**GIVEN TASK:** Find every line in the data that contains the string "arrow", and copy each of those lines. Case counts when matching.

(begin)

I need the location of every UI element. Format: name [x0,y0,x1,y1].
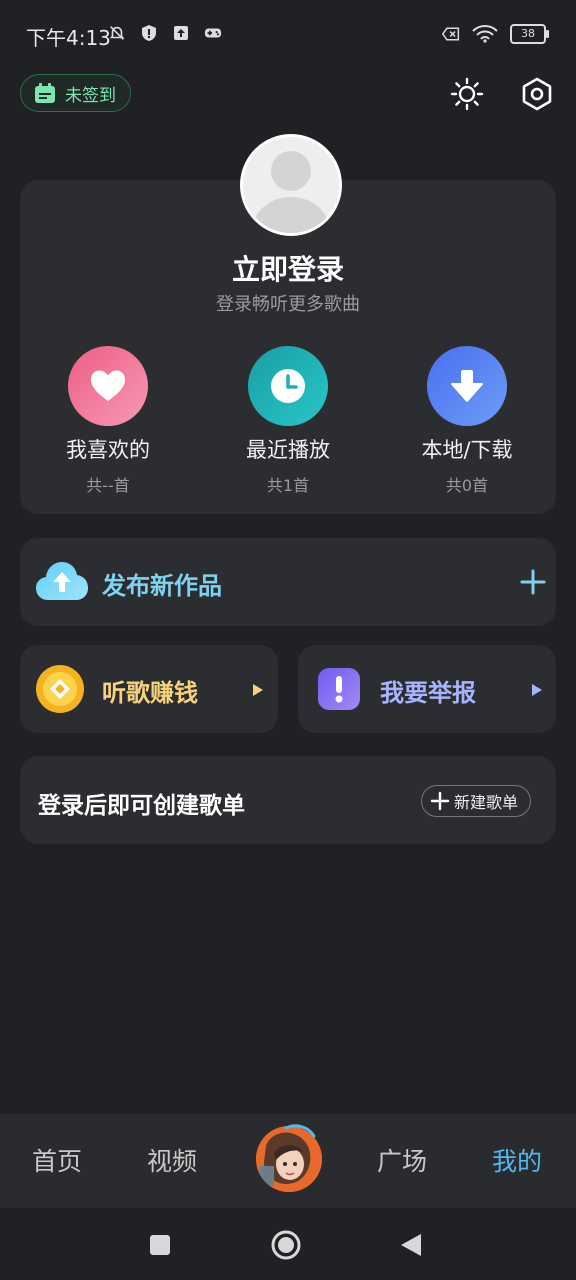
quick-action-count: 共--首 [86,476,130,495]
upload-box-icon [172,24,190,42]
heart-icon [68,346,148,426]
status-bar: 下午4:13 38 [0,0,576,70]
cloud-upload-icon [34,558,90,608]
theme-sun-icon[interactable] [447,74,487,114]
tab-home[interactable]: 首页 [32,1142,82,1178]
play-arrow-icon [252,682,264,701]
quick-action-count: 共0首 [445,476,489,495]
playlist-hint: 登录后即可创建歌单 [38,793,245,819]
quick-action-recent[interactable]: 最近播放 共1首 [198,346,378,496]
quick-action-label: 最近播放 [246,438,330,462]
shield-icon [140,24,158,42]
wifi-icon [472,25,498,43]
home-icon[interactable] [270,1229,302,1265]
gamepad-icon [204,24,222,42]
plus-icon [430,791,450,811]
status-time: 下午4:13 [26,26,111,50]
settings-icon[interactable] [517,74,557,114]
exclamation-icon [317,667,361,715]
quick-action-liked[interactable]: 我喜欢的 共--首 [18,346,198,496]
report-label: 我要举报 [380,679,476,707]
play-arrow-icon [531,682,543,701]
tab-video[interactable]: 视频 [147,1142,197,1178]
recent-apps-icon[interactable] [149,1234,171,1260]
login-subtitle: 登录畅听更多歌曲 [216,294,360,315]
download-icon [427,346,507,426]
tab-mine[interactable]: 我的 [492,1142,542,1178]
checkin-button[interactable]: 未签到 [20,74,131,112]
battery-indicator: 38 [510,24,549,44]
avatar[interactable] [240,134,342,236]
publish-card[interactable] [20,538,556,626]
new-playlist-label: 新建歌单 [454,793,519,812]
sim-off-icon [442,25,460,43]
progress-arc-icon [278,1118,318,1142]
add-icon[interactable] [519,568,547,600]
quick-action-count: 共1首 [266,476,310,495]
back-icon[interactable] [400,1233,422,1261]
quick-action-label: 我喜欢的 [66,438,150,462]
earn-money-label: 听歌赚钱 [102,679,198,707]
tab-square[interactable]: 广场 [377,1142,427,1178]
publish-label: 发布新作品 [102,572,222,600]
calendar-icon [33,82,57,104]
checkin-label: 未签到 [65,85,116,106]
clock-icon [248,346,328,426]
bell-muted-icon [108,24,126,42]
new-playlist-button[interactable]: 新建歌单 [421,785,532,817]
quick-action-label: 本地/下载 [421,438,513,462]
quick-action-download[interactable]: 本地/下载 共0首 [377,346,557,496]
login-title[interactable]: 立即登录 [0,248,576,288]
coin-icon [35,664,85,718]
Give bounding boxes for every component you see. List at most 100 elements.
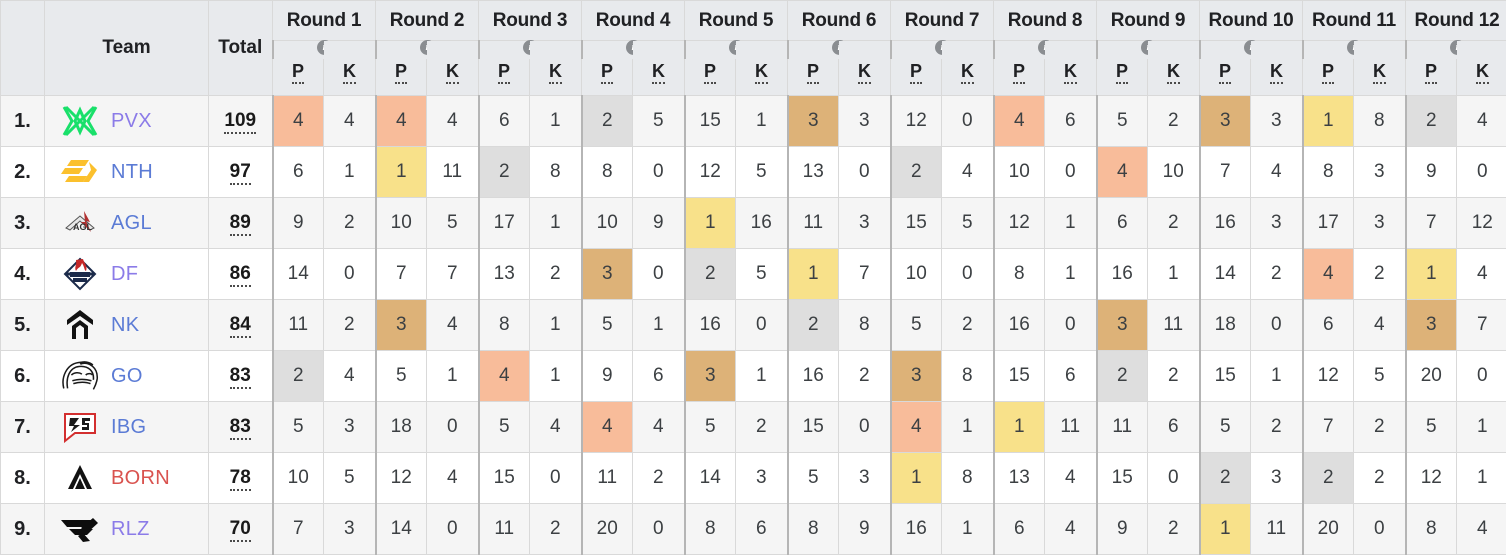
placement-label: P bbox=[909, 60, 922, 84]
total-points-value: 70 bbox=[229, 518, 251, 542]
table-row[interactable]: 2. NTH 97 6 1 1 11 2 8 8 0 12 5 13 0 2 4 10 0 4 10 7 4 8 3 9 0 bbox=[0, 146, 1506, 198]
table-row[interactable]: 5. NK 84 11 2 3 4 8 1 5 1 16 0 2 8 5 2 16 0 3 11 18 0 6 4 3 7 bbox=[0, 299, 1506, 351]
kills-header-round-4[interactable]: K bbox=[632, 58, 685, 96]
team-cell[interactable]: BORN bbox=[44, 452, 209, 504]
placement-cell: 7 bbox=[1404, 197, 1458, 249]
placement-cell: 8 bbox=[1301, 146, 1354, 198]
kills-header-round-9[interactable]: K bbox=[1147, 58, 1200, 96]
placement-header-round-1[interactable]: P bbox=[272, 58, 324, 96]
placement-cell: 16 bbox=[1095, 248, 1148, 300]
total-column-header: Total bbox=[208, 0, 273, 96]
round-info-cell-k-9 bbox=[1147, 40, 1201, 59]
placement-cell: 11 bbox=[580, 452, 633, 504]
kills-label: K bbox=[1373, 60, 1386, 84]
kills-header-round-11[interactable]: K bbox=[1352, 58, 1407, 96]
table-row[interactable]: 6. GO 83 2 4 5 1 4 1 9 6 3 1 16 2 3 8 15 6 2 2 15 1 12 5 20 0 bbox=[0, 350, 1506, 402]
placement-header-round-10[interactable]: P bbox=[1199, 58, 1251, 96]
placement-cell: 12 bbox=[1301, 350, 1354, 402]
team-name-label[interactable]: GO bbox=[111, 365, 143, 388]
table-row[interactable]: 3. AGL AGL 89 9 2 10 5 17 1 10 9 1 16 11 3 15 5 12 1 6 2 16 3 17… bbox=[0, 197, 1506, 249]
placement-cell: 12 bbox=[1404, 452, 1458, 504]
placement-cell: 1 bbox=[1404, 248, 1458, 300]
round-info-cell-p-12: i bbox=[1404, 40, 1465, 59]
ibg-logo bbox=[59, 408, 101, 446]
placement-cell: 4 bbox=[889, 401, 942, 453]
round-info-cell-k-7 bbox=[941, 40, 995, 59]
kills-cell: 0 bbox=[1147, 452, 1201, 504]
total-points-cell: 97 bbox=[208, 146, 273, 198]
placement-cell: 4 bbox=[580, 401, 633, 453]
kills-cell: 6 bbox=[1044, 95, 1098, 147]
table-row[interactable]: 9. RLZ 70 7 3 14 0 11 2 20 0 8 6 8 9 16 1 6 4 9 2 1 11 20 0 8 4 bbox=[0, 503, 1506, 555]
kills-header-round-10[interactable]: K bbox=[1250, 58, 1303, 96]
kills-cell: 4 bbox=[1456, 503, 1506, 555]
placement-cell: 9 bbox=[1095, 503, 1148, 555]
kills-cell: 2 bbox=[1250, 248, 1304, 300]
kills-header-round-8[interactable]: K bbox=[1044, 58, 1097, 96]
placement-header-round-8[interactable]: P bbox=[993, 58, 1045, 96]
rlz-logo bbox=[59, 510, 101, 548]
placement-cell: 15 bbox=[1198, 350, 1251, 402]
table-row[interactable]: 8. BORN 78 10 5 12 4 15 0 11 2 14 3 5 3 1 8 13 4 15 0 2 3 2 2 12 1 bbox=[0, 452, 1506, 504]
kills-cell: 3 bbox=[1250, 452, 1304, 504]
placement-header-round-6[interactable]: P bbox=[787, 58, 839, 96]
kills-header-round-6[interactable]: K bbox=[838, 58, 891, 96]
team-cell[interactable]: IBG bbox=[44, 401, 209, 453]
placement-cell: 4 bbox=[1095, 146, 1148, 198]
kills-header-round-3[interactable]: K bbox=[529, 58, 582, 96]
team-name-label[interactable]: BORN bbox=[111, 467, 170, 490]
kills-cell: 6 bbox=[1044, 350, 1098, 402]
team-cell[interactable]: NK bbox=[44, 299, 209, 351]
placement-header-round-9[interactable]: P bbox=[1096, 58, 1148, 96]
team-cell[interactable]: AGL AGL bbox=[44, 197, 209, 249]
placement-cell: 20 bbox=[1301, 503, 1354, 555]
round-info-cell-k-8 bbox=[1044, 40, 1098, 59]
table-row[interactable]: 1. PVX 109 4 4 4 4 6 1 2 5 15 1 3 3 12 0 4 6 5 2 3 3 1 8 2 4 bbox=[0, 95, 1506, 147]
kills-header-round-5[interactable]: K bbox=[735, 58, 788, 96]
placement-header-round-12[interactable]: P bbox=[1405, 58, 1458, 96]
table-row[interactable]: 7. IBG 83 5 3 18 0 5 4 4 4 5 2 15 0 4 1 1 11 11 6 5 2 7 2 5 1 bbox=[0, 401, 1506, 453]
round-info-cell-k-4 bbox=[632, 40, 686, 59]
kills-cell: 4 bbox=[1044, 452, 1098, 504]
kills-cell: 4 bbox=[323, 350, 377, 402]
team-name-label[interactable]: RLZ bbox=[111, 518, 150, 541]
round-info-cell-k-1 bbox=[323, 40, 377, 59]
placement-header-round-4[interactable]: P bbox=[581, 58, 633, 96]
team-cell[interactable]: NTH bbox=[44, 146, 209, 198]
kills-cell: 0 bbox=[735, 299, 789, 351]
kills-cell: 0 bbox=[1456, 350, 1506, 402]
kills-header-round-12[interactable]: K bbox=[1456, 58, 1506, 96]
team-name-label[interactable]: NTH bbox=[111, 161, 153, 184]
round-info-cell-k-11 bbox=[1353, 40, 1407, 59]
kills-cell: 0 bbox=[426, 401, 480, 453]
placement-header-round-7[interactable]: P bbox=[890, 58, 942, 96]
kills-cell: 3 bbox=[838, 197, 892, 249]
placement-cell: 11 bbox=[1095, 401, 1148, 453]
team-name-label[interactable]: IBG bbox=[111, 416, 146, 439]
kills-header-round-7[interactable]: K bbox=[941, 58, 994, 96]
placement-header-round-2[interactable]: P bbox=[375, 58, 427, 96]
kills-cell: 2 bbox=[1250, 401, 1304, 453]
placement-cell: 16 bbox=[1198, 197, 1251, 249]
table-row[interactable]: 4. DF 86 14 0 7 7 13 2 3 0 2 5 1 7 10 0 8 1 16 1 14 2 4 2 1 4 bbox=[0, 248, 1506, 300]
placement-cell: 3 bbox=[580, 248, 633, 300]
team-cell[interactable]: GO bbox=[44, 350, 209, 402]
placement-cell: 6 bbox=[992, 503, 1045, 555]
placement-label: P bbox=[291, 60, 304, 84]
team-cell[interactable]: PVX bbox=[44, 95, 209, 147]
kills-header-round-1[interactable]: K bbox=[323, 58, 376, 96]
placement-header-round-11[interactable]: P bbox=[1302, 58, 1354, 96]
team-name-label[interactable]: PVX bbox=[111, 110, 152, 133]
team-name-label[interactable]: NK bbox=[111, 314, 139, 337]
team-cell[interactable]: DF bbox=[44, 248, 209, 300]
team-name-label[interactable]: DF bbox=[111, 263, 138, 286]
team-cell[interactable]: RLZ bbox=[44, 503, 209, 555]
round-info-cell-p-2: i bbox=[374, 40, 435, 59]
team-name-label[interactable]: AGL bbox=[111, 212, 152, 235]
kills-cell: 4 bbox=[1044, 503, 1098, 555]
placement-header-round-5[interactable]: P bbox=[684, 58, 736, 96]
placement-header-round-3[interactable]: P bbox=[478, 58, 530, 96]
kills-header-round-2[interactable]: K bbox=[426, 58, 479, 96]
kills-cell: 7 bbox=[838, 248, 892, 300]
kills-cell: 1 bbox=[1147, 248, 1201, 300]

(end)

**THE RESPONSE:**
play-arrow-icon [252,682,264,701]
play-arrow-icon [531,682,543,701]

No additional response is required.